* **EXERCISE DIRECTIONS**: Repeat the records below exactly.

* **SOURCE DATA**:
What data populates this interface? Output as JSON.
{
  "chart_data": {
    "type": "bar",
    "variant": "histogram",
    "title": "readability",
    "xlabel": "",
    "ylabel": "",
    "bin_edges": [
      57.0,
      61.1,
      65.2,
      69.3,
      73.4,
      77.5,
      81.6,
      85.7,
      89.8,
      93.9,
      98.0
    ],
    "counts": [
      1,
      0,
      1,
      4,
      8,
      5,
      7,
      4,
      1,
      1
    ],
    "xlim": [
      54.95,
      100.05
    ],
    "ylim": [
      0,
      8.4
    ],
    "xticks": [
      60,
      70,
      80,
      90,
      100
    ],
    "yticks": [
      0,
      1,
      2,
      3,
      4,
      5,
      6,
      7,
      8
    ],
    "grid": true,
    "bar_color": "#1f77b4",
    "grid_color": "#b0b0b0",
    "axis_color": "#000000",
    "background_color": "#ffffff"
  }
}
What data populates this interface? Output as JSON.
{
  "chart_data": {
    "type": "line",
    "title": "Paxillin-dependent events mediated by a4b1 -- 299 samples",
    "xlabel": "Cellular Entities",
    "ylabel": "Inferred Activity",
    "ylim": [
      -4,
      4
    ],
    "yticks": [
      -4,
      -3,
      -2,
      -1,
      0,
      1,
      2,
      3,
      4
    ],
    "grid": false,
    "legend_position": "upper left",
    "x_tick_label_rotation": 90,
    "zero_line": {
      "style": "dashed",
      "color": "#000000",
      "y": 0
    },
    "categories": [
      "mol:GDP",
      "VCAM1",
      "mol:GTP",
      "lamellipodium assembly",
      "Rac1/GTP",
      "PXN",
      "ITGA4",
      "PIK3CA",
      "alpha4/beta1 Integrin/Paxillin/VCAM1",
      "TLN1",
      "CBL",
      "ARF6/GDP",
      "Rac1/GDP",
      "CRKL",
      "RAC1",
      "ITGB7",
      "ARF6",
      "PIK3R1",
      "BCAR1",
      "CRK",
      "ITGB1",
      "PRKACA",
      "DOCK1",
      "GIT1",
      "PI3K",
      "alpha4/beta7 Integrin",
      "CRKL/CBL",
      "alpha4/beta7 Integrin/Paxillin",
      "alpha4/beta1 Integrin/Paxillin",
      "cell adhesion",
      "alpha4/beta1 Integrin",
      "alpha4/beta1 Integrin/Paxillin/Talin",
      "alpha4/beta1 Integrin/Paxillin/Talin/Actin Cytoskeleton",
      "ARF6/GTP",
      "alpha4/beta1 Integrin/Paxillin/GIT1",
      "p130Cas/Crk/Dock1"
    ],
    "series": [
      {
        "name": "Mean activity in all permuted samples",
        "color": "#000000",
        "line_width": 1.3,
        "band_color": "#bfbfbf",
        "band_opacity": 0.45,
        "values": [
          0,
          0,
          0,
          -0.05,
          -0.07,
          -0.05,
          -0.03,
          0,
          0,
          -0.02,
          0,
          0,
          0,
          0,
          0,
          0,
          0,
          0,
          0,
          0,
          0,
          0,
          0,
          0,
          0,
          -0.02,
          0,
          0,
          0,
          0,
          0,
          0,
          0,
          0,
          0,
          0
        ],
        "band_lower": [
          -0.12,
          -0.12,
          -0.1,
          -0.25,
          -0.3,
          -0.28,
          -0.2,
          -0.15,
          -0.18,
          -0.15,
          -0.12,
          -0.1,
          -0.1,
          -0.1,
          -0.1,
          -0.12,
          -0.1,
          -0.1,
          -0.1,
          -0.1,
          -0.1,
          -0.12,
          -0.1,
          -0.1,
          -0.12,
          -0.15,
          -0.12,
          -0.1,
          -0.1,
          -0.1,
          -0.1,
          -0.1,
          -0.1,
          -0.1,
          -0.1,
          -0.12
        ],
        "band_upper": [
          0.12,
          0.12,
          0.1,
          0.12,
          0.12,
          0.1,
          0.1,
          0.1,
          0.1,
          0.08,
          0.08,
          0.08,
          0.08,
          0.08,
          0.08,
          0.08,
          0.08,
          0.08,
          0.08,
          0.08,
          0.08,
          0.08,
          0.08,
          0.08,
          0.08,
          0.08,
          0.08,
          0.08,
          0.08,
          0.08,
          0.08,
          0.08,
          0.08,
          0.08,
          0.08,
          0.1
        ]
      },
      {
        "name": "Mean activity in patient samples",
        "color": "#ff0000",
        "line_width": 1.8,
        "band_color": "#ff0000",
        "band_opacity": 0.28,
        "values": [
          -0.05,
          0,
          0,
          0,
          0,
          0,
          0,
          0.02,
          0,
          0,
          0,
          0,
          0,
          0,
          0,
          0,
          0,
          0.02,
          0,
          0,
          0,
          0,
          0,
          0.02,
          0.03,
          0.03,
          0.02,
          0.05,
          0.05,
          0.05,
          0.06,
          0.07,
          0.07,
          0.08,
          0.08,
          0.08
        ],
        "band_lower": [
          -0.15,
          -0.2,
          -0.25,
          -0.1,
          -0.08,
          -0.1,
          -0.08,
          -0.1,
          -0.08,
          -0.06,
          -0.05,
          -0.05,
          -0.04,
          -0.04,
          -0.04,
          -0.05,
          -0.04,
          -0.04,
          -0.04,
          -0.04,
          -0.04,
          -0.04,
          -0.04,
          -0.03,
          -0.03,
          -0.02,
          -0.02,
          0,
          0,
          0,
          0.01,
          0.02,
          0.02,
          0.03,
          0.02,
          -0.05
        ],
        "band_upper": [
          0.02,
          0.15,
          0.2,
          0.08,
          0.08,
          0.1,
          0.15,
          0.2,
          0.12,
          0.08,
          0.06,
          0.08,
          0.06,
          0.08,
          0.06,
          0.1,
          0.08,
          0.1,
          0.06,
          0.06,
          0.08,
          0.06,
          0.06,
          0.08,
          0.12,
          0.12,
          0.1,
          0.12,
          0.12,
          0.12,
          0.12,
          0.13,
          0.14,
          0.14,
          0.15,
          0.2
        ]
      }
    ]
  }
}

* **EXERCISE SOLUTION**:
What data populates this interface? Output as JSON.
{
  "chart_data": {
    "type": "bar",
    "variant": "histogram",
    "title": "readability",
    "xlabel": "",
    "ylabel": "",
    "bin_edges": [
      57.0,
      61.1,
      65.2,
      69.3,
      73.4,
      77.5,
      81.6,
      85.7,
      89.8,
      93.9,
      98.0
    ],
    "counts": [
      1,
      0,
      1,
      4,
      8,
      5,
      7,
      4,
      1,
      1
    ],
    "xlim": [
      54.95,
      100.05
    ],
    "ylim": [
      0,
      8.4
    ],
    "xticks": [
      60,
      70,
      80,
      90,
      100
    ],
    "yticks": [
      0,
      1,
      2,
      3,
      4,
      5,
      6,
      7,
      8
    ],
    "grid": true,
    "bar_color": "#1f77b4",
    "grid_color": "#b0b0b0",
    "axis_color": "#000000",
    "background_color": "#ffffff"
  }
}
What data populates this interface? Output as JSON.
{
  "chart_data": {
    "type": "line",
    "title": "Paxillin-dependent events mediated by a4b1 -- 299 samples",
    "xlabel": "Cellular Entities",
    "ylabel": "Inferred Activity",
    "ylim": [
      -4,
      4
    ],
    "yticks": [
      -4,
      -3,
      -2,
      -1,
      0,
      1,
      2,
      3,
      4
    ],
    "grid": false,
    "legend_position": "upper left",
    "x_tick_label_rotation": 90,
    "zero_line": {
      "style": "dashed",
      "color": "#000000",
      "y": 0
    },
    "categories": [
      "mol:GDP",
      "VCAM1",
      "mol:GTP",
      "lamellipodium assembly",
      "Rac1/GTP",
      "PXN",
      "ITGA4",
      "PIK3CA",
      "alpha4/beta1 Integrin/Paxillin/VCAM1",
      "TLN1",
      "CBL",
      "ARF6/GDP",
      "Rac1/GDP",
      "CRKL",
      "RAC1",
      "ITGB7",
      "ARF6",
      "PIK3R1",
      "BCAR1",
      "CRK",
      "ITGB1",
      "PRKACA",
      "DOCK1",
      "GIT1",
      "PI3K",
      "alpha4/beta7 Integrin",
      "CRKL/CBL",
      "alpha4/beta7 Integrin/Paxillin",
      "alpha4/beta1 Integrin/Paxillin",
      "cell adhesion",
      "alpha4/beta1 Integrin",
      "alpha4/beta1 Integrin/Paxillin/Talin",
      "alpha4/beta1 Integrin/Paxillin/Talin/Actin Cytoskeleton",
      "ARF6/GTP",
      "alpha4/beta1 Integrin/Paxillin/GIT1",
      "p130Cas/Crk/Dock1"
    ],
    "series": [
      {
        "name": "Mean activity in all permuted samples",
        "color": "#000000",
        "line_width": 1.3,
        "band_color": "#bfbfbf",
        "band_opacity": 0.45,
        "values": [
          0,
          0,
          0,
          -0.05,
          -0.07,
          -0.05,
          -0.03,
          0,
          0,
          -0.02,
          0,
          0,
          0,
          0,
          0,
          0,
          0,
          0,
          0,
          0,
          0,
          0,
          0,
          0,
          0,
          -0.02,
          0,
          0,
          0,
          0,
          0,
          0,
          0,
          0,
          0,
          0
        ],
        "band_lower": [
          -0.12,
          -0.12,
          -0.1,
          -0.25,
          -0.3,
          -0.28,
          -0.2,
          -0.15,
          -0.18,
          -0.15,
          -0.12,
          -0.1,
          -0.1,
          -0.1,
          -0.1,
          -0.12,
          -0.1,
          -0.1,
          -0.1,
          -0.1,
          -0.1,
          -0.12,
          -0.1,
          -0.1,
          -0.12,
          -0.15,
          -0.12,
          -0.1,
          -0.1,
          -0.1,
          -0.1,
          -0.1,
          -0.1,
          -0.1,
          -0.1,
          -0.12
        ],
        "band_upper": [
          0.12,
          0.12,
          0.1,
          0.12,
          0.12,
          0.1,
          0.1,
          0.1,
          0.1,
          0.08,
          0.08,
          0.08,
          0.08,
          0.08,
          0.08,
          0.08,
          0.08,
          0.08,
          0.08,
          0.08,
          0.08,
          0.08,
          0.08,
          0.08,
          0.08,
          0.08,
          0.08,
          0.08,
          0.08,
          0.08,
          0.08,
          0.08,
          0.08,
          0.08,
          0.08,
          0.1
        ]
      },
      {
        "name": "Mean activity in patient samples",
        "color": "#ff0000",
        "line_width": 1.8,
        "band_color": "#ff0000",
        "band_opacity": 0.28,
        "values": [
          -0.05,
          0,
          0,
          0,
          0,
          0,
          0,
          0.02,
          0,
          0,
          0,
          0,
          0,
          0,
          0,
          0,
          0,
          0.02,
          0,
          0,
          0,
          0,
          0,
          0.02,
          0.03,
          0.03,
          0.02,
          0.05,
          0.05,
          0.05,
          0.06,
          0.07,
          0.07,
          0.08,
          0.08,
          0.08
        ],
        "band_lower": [
          -0.15,
          -0.2,
          -0.25,
          -0.1,
          -0.08,
          -0.1,
          -0.08,
          -0.1,
          -0.08,
          -0.06,
          -0.05,
          -0.05,
          -0.04,
          -0.04,
          -0.04,
          -0.05,
          -0.04,
          -0.04,
          -0.04,
          -0.04,
          -0.04,
          -0.04,
          -0.04,
          -0.03,
          -0.03,
          -0.02,
          -0.02,
          0,
          0,
          0,
          0.01,
          0.02,
          0.02,
          0.03,
          0.02,
          -0.05
        ],
        "band_upper": [
          0.02,
          0.15,
          0.2,
          0.08,
          0.08,
          0.1,
          0.15,
          0.2,
          0.12,
          0.08,
          0.06,
          0.08,
          0.06,
          0.08,
          0.06,
          0.1,
          0.08,
          0.1,
          0.06,
          0.06,
          0.08,
          0.06,
          0.06,
          0.08,
          0.12,
          0.12,
          0.1,
          0.12,
          0.12,
          0.12,
          0.12,
          0.13,
          0.14,
          0.14,
          0.15,
          0.2
        ]
      }
    ]
  }
}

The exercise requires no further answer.